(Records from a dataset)

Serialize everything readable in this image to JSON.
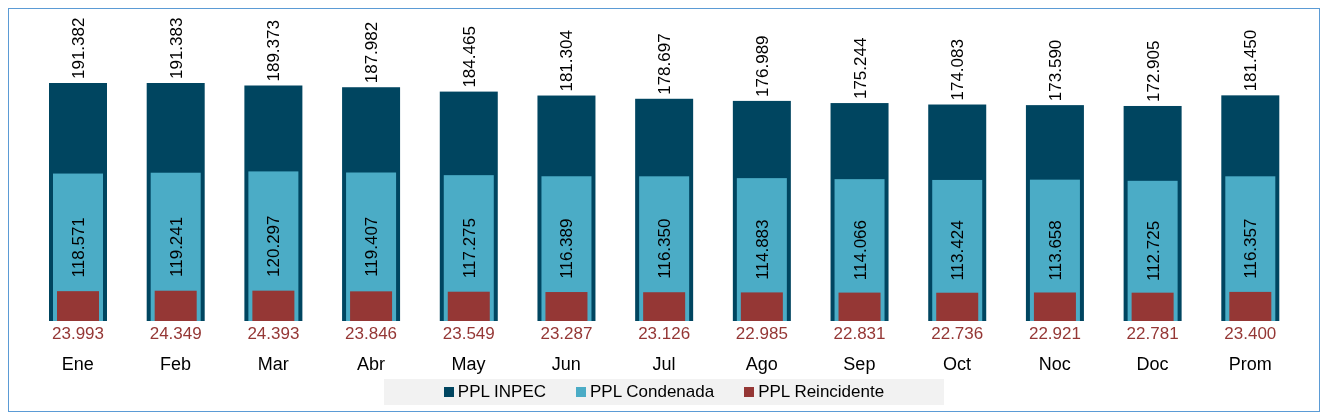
{
  "chart_data": {
    "type": "bar",
    "categories": [
      "Ene",
      "Feb",
      "Mar",
      "Abr",
      "May",
      "Jun",
      "Jul",
      "Ago",
      "Sep",
      "Oct",
      "Noc",
      "Doc",
      "Prom"
    ],
    "series": [
      {
        "name": "PPL INPEC",
        "color": "#004560",
        "values": [
          191382,
          191383,
          189373,
          187982,
          184465,
          181304,
          178697,
          176989,
          175244,
          174083,
          173590,
          172905,
          181450
        ],
        "value_labels": [
          "191.382",
          "191.383",
          "189.373",
          "187.982",
          "184.465",
          "181.304",
          "178.697",
          "176.989",
          "175.244",
          "174.083",
          "173.590",
          "172.905",
          "181.450"
        ]
      },
      {
        "name": "PPL Condenada",
        "color": "#4bacc6",
        "values": [
          118571,
          119241,
          120297,
          119407,
          117275,
          116389,
          116350,
          114883,
          114066,
          113424,
          113658,
          112725,
          116357
        ],
        "value_labels": [
          "118.571",
          "119.241",
          "120.297",
          "119.407",
          "117.275",
          "116.389",
          "116.350",
          "114.883",
          "114.066",
          "113.424",
          "113.658",
          "112.725",
          "116.357"
        ]
      },
      {
        "name": "PPL Reincidente",
        "color": "#953735",
        "values": [
          23993,
          24349,
          24393,
          23846,
          23549,
          23287,
          23126,
          22985,
          22831,
          22736,
          22921,
          22781,
          23400
        ],
        "value_labels": [
          "23.993",
          "24.349",
          "24.393",
          "23.846",
          "23.549",
          "23.287",
          "23.126",
          "22.985",
          "22.831",
          "22.736",
          "22.921",
          "22.781",
          "23.400"
        ]
      }
    ],
    "legend": "bottom",
    "grid": false
  }
}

=== To do ===
Filter the listing above for the string "color" and copy every matching line.

=== Right answer ===
        "color": "#004560",
        "color": "#4bacc6",
        "color": "#953735",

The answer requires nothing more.